TASK TO CARRY OUT — Wherever the string "中国标准出版社" appears in a line, extract that line.

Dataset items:
+--
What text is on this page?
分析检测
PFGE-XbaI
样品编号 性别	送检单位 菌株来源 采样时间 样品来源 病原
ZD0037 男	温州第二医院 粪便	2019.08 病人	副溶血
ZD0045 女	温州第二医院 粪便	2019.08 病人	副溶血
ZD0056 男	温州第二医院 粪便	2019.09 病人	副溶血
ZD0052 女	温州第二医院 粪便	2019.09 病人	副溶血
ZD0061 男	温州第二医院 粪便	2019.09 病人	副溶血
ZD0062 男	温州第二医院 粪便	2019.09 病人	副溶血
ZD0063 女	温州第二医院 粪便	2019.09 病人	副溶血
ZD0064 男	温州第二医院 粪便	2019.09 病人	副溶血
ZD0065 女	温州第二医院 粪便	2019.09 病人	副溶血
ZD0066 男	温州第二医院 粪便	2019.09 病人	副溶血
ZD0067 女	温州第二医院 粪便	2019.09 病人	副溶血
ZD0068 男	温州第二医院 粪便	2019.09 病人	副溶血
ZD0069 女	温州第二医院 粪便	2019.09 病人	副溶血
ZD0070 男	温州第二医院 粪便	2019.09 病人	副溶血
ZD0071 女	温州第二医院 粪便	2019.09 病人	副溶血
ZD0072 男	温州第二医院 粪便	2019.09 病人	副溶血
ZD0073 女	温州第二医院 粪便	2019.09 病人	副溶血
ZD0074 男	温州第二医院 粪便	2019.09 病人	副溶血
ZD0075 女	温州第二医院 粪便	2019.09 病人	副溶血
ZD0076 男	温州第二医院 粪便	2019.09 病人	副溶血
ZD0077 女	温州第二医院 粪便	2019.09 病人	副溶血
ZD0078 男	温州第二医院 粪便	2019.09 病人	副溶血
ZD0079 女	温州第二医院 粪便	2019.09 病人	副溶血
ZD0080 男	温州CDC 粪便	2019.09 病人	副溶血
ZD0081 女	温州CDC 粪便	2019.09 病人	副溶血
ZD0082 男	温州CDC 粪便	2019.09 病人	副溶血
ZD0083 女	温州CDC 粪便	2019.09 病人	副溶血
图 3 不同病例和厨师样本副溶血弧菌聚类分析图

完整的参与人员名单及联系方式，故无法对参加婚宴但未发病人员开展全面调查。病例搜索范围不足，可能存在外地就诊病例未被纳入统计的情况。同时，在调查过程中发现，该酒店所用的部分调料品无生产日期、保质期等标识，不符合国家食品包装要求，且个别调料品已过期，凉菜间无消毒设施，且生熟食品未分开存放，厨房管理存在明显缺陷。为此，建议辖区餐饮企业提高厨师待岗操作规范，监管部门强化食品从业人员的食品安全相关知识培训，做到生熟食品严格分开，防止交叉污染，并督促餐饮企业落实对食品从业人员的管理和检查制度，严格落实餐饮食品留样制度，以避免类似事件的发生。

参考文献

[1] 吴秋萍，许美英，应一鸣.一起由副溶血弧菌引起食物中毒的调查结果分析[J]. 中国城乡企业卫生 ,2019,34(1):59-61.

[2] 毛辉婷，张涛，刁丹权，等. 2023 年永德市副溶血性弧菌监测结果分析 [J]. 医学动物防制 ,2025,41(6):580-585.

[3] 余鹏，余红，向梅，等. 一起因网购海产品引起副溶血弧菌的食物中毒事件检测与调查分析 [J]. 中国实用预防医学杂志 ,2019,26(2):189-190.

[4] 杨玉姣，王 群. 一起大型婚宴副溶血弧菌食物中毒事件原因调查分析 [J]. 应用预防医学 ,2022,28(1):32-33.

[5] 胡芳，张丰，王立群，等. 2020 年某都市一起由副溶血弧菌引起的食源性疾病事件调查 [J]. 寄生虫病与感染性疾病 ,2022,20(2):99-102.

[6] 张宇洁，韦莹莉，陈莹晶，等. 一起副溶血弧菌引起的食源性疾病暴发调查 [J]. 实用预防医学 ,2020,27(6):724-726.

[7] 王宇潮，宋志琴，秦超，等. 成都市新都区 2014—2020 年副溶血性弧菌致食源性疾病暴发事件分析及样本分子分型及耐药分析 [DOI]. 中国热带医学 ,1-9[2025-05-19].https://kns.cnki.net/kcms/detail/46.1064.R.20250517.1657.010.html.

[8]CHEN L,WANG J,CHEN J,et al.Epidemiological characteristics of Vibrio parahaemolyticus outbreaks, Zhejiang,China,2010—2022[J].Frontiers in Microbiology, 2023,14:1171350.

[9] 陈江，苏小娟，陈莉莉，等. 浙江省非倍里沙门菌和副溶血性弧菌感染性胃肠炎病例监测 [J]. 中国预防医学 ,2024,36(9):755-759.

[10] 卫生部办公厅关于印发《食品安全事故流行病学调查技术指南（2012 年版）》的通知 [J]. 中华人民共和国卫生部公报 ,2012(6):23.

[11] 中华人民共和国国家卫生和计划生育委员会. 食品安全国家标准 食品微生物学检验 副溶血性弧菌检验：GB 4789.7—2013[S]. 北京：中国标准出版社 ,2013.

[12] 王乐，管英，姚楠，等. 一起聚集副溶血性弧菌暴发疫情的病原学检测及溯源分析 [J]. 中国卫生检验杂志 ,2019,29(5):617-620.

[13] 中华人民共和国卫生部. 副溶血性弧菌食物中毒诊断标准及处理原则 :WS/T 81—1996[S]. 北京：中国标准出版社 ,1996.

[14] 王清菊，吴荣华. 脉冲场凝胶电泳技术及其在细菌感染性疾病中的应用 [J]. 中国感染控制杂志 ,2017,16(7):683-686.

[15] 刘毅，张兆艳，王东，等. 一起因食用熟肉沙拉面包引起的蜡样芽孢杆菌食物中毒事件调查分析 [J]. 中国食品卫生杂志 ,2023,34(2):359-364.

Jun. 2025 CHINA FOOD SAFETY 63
+--
TASK ANSWER —
[11] 中华人民共和国国家卫生和计划生育委员会. 食品安全国家标准 食品微生物学检验 副溶血性弧菌检验：GB 4789.7—2013[S]. 北京：中国标准出版社 ,2013.
[13] 中华人民共和国卫生部. 副溶血性弧菌食物中毒诊断标准及处理原则 :WS/T 81—1996[S]. 北京：中国标准出版社 ,1996.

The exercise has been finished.